§ Pasaje proporcionado:
La causalidad en su imagen cósmica no es una secuencia continua, sino que
está hecha de una fulguración siempre renovada de poder; es un movimiento
volcánico sin continuidad. Mana es una abstracción primitiva, probablemente
más primitiva que el número, pero no más sobrenatural que él. La memoria,
al educarse, poco a poco aprende a clasificar los grandes sucesos
relacionados, las sacudidas emocionales elementales. Lo más importante
para el instinto de la conservación y lo más notable para el instinto del
conocimiento, esto es, "lo que actúa", se destaca más enérgicamente, se
torna autónomo. Lo menos importante, lo no general, el cambiante Tú de las
experiencias, retrocede, permanece aislado en la memoria, se objetiva
gradualmente, poco a poco se transforma en un objeto y muy lentamente se
distribuye en grupos y clases. En tercer lugar, finalmente, terrible cuando se
halla así separado, a veces más espectral que la muerte o la luna, pero de una
evidencia más incontrovertible, surge el otro "incambiante" compañero, el
Yo. La conciencia del Yo no está vinculada al poder primitivo del instinto de
autoconservación más que al de los otros instintos. No es el Yo quien procura
propagarse, sino es el cuerpo quien desea hacer cosas, utensilios, juguetes,
ser un "creador".

Datos recopilados:
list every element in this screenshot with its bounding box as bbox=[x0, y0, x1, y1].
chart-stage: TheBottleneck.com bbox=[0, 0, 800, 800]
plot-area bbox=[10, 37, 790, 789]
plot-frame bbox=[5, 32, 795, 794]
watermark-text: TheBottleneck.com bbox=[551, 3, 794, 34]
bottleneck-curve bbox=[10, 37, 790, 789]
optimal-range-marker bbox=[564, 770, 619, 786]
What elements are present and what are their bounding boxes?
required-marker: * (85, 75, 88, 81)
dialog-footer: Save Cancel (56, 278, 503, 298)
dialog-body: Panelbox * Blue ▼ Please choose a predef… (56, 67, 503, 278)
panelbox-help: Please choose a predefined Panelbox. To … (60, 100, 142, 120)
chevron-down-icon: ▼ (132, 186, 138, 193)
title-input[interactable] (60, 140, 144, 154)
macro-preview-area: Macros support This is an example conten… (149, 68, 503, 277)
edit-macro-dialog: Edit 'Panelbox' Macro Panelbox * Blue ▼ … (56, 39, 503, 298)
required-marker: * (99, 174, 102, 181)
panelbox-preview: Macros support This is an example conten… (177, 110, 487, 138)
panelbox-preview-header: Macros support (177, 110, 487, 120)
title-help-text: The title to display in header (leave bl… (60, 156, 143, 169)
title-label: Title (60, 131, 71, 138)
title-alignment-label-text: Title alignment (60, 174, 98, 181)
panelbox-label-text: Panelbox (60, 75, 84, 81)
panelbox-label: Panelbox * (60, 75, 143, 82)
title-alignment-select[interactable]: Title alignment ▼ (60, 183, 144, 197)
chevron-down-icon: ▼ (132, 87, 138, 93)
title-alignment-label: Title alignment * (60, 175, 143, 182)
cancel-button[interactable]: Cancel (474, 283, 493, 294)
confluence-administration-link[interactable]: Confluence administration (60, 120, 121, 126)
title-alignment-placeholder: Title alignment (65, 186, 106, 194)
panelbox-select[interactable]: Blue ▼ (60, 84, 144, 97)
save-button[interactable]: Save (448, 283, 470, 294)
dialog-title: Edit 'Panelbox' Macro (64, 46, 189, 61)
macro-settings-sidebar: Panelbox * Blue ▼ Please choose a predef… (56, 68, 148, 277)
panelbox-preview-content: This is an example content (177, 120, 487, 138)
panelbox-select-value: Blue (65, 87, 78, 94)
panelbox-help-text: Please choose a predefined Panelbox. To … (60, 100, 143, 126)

§ Preguntas del material:
(1) En el pasaje, ¿qué abstracción primitiva se describe como probablemente más primitiva que el número?
(2) Prosigue el pasaje, el que trata de la causalidad y la conciencia del Yo, a partir de su última oración.
Los ítems no intervienen en esto.

§ Respuestas dadas:
(1) Mana.

(2)
Su horizonte vital, desde que llega a ser, parece estar inscripto enteramente
en el interior del ser que lo lleva, pero parece también no estar inscripto allí.
No reposa solamente en la matriz de su madre humana. Esta vinculación
tiene una cualidad tan cósmica, que el mítico dicho de los judíos, "en el
cuerpo de la madre el hombre conoce el mundo, con el nacimiento lo olvida",
parece como el imperfecto desciframiento de una inscripción de los tiempos
más primitivos. Y subsiste en el fondo del hombre como una imagen secreta
de su deseo. No que aspire a retornar hacia atrás, como lo piensan los que
ven en el espíritu (confundido por ellos con su propio intelecto) un parásito
de la naturaleza, cuando es más bien su fruto, aunque expuesto, es verdad, a
toda suerte de enfermedades. Es la aspiración a un lazo cósmico entre el ser
llegado a la vida espiritual con su verdadero Tú. Como todo ser en formación,
cada niño reposa en el seno de la gran madre, el indiviso mundo prístino que
precede a toda forma. Se separa de ella para entrar en la vida personal, y
solamente en las horas oscuras en que escapamos a la vida personal (lo que
ocurre todas las noches al hombre sano) nos separamos de este universo.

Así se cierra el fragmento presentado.